» **PROBLEMS TO WORK ON**
1: Using the quantum chemistry introduction below, answer these:
(a) In what programming language does it suggest implementing the methods?
(b) What object does it say we learn more about by breaking it apart and rebuilding it than from a lecture?
(c) Up to what size of dense 3D system, in atoms in the quantum region, should the software cover?
2: Please transcribe the quantum chemistry introduction below from "# Getting started#" to "of the field.".

*** TEXT SECTION

# Getting started#

## Our vision#

Quantum chemistry is a powerful tool. It is now possible to model complex chemical processes even on a laptop getting insights into matter at its fundamental scale.

But quantum chemistry is also very complex. Answering a chemical question requires selecting parameters among a wide variety of choices. Choosing a model system, an electronic structure method, a basis set, a set of properties, and a wide array of parameters which can affect the results in small but sometimes meaningful way… It can be a very daunting task, even for veterans of the field.

Similarly, for those who wish to get a deeper understanding of a method, going through the pages of equation often riddled with inconsistent notations and formulations is very challenging. And at the end, the link between the equation and the computer implementation found in existing softwares can be vague at best.

We believe that a core issue is that humans are not good at learning in abstract terms. We can get very far with a lecture or a textbook, but we will never build as much intuition about how a clock work as by simply breaking one apart and rebuilding it from scratch.

This is exactly the aim of this page, allowing a hands-on approach to computational chemistry. Together we will dismantle the black box that a computational chemistry code often seems to be, go through all the cogs and gears, and build back together some of the main computational methods of modern computational chemistry. We will do this by presenting the underlying equations, all expressed with consistent notations, as well as by suggesting a simple python implementation, to really display in action how the theory is implemented into a practical tool. Additionally, we will put these methods in context by showing how they can be used to address concrete chemical questions, discussing the strengths and weaknesses of each method and how to best use them to solve practical problems.

## Who we are#

The group of people behind the eChem team is engaged in education and research activities in theoretical chemistry. As an integrated component of this work, we develop software for the simulation of complex molecular systems and this e-book lets you explore the fruits of these efforts. We have an overreaching vision and goal to provide:

A science- and education-enabling software platform for quantum molecular modeling on contemporary and future high-performance computing (HPC) systems, capable to meet the challenges of the EuroHPC project

Behind the term science-enabling there are a multitude of software requirements that we find important in our work, including

• coverage of dense 3D system of sizes up to and beyond 500 atoms in the quantum region

• accurate description of electronically excited states that show a more diffuse character than the ground state

• stable and reliable convergence of iterative equation solvers also with use of diffuse basis sets

• time-efficient prototyping of novel scientific approaches

• transparent exposure of data structures to enable in-depth analyses for standard users

• flexible ways to interact with other components of the simulation (such as molecular dynamics, parameterizing the embedding, and data visualization)

******
*** SOURCE DATA

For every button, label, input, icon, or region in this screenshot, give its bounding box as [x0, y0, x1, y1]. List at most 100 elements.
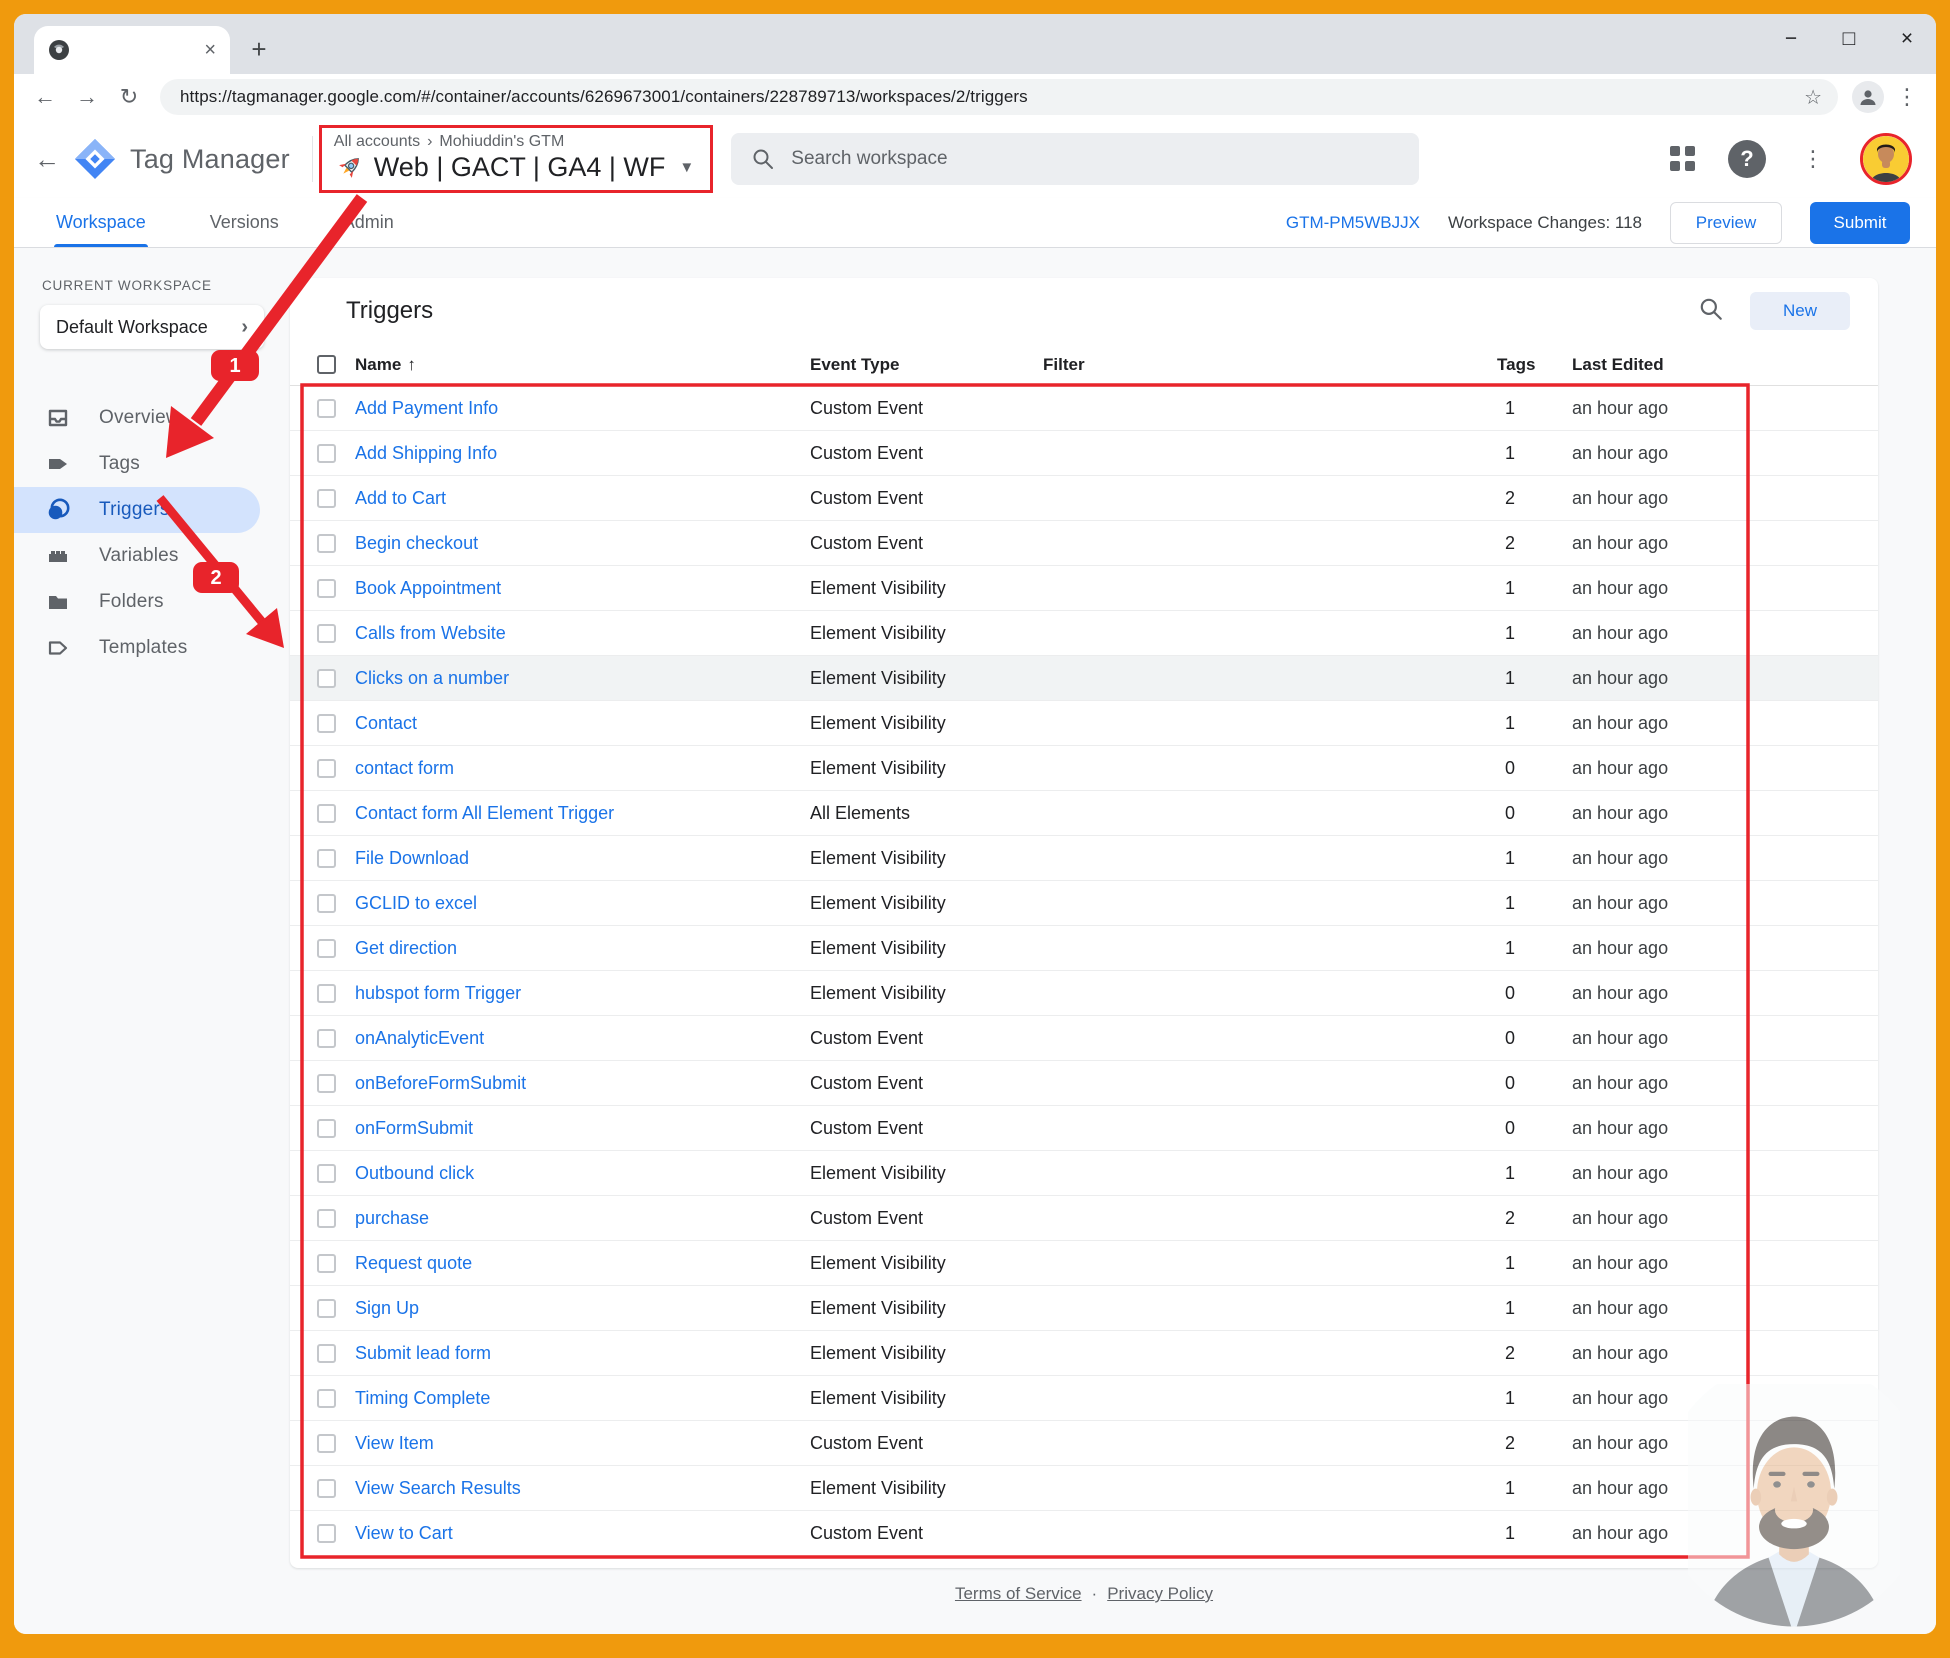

******

» **ANSWERS TO EACH TASK**
1:
(a) Python.
(b) A clock.
(c) Up to and beyond 500 atoms.

2:
# Getting started#

## Our vision#

Quantum chemistry is a powerful tool. It is now possible to model complex chemical processes even on a laptop getting insights into matter at its fundamental scale.

But quantum chemistry is also very complex. Answering a chemical question requires selecting parameters among a wide variety of choices. Choosing a model system, an electronic structure method, a basis set, a set of properties, and a wide array of parameters which can affect the results in small but sometimes meaningful way… It can be a very daunting task, even for veterans of the field.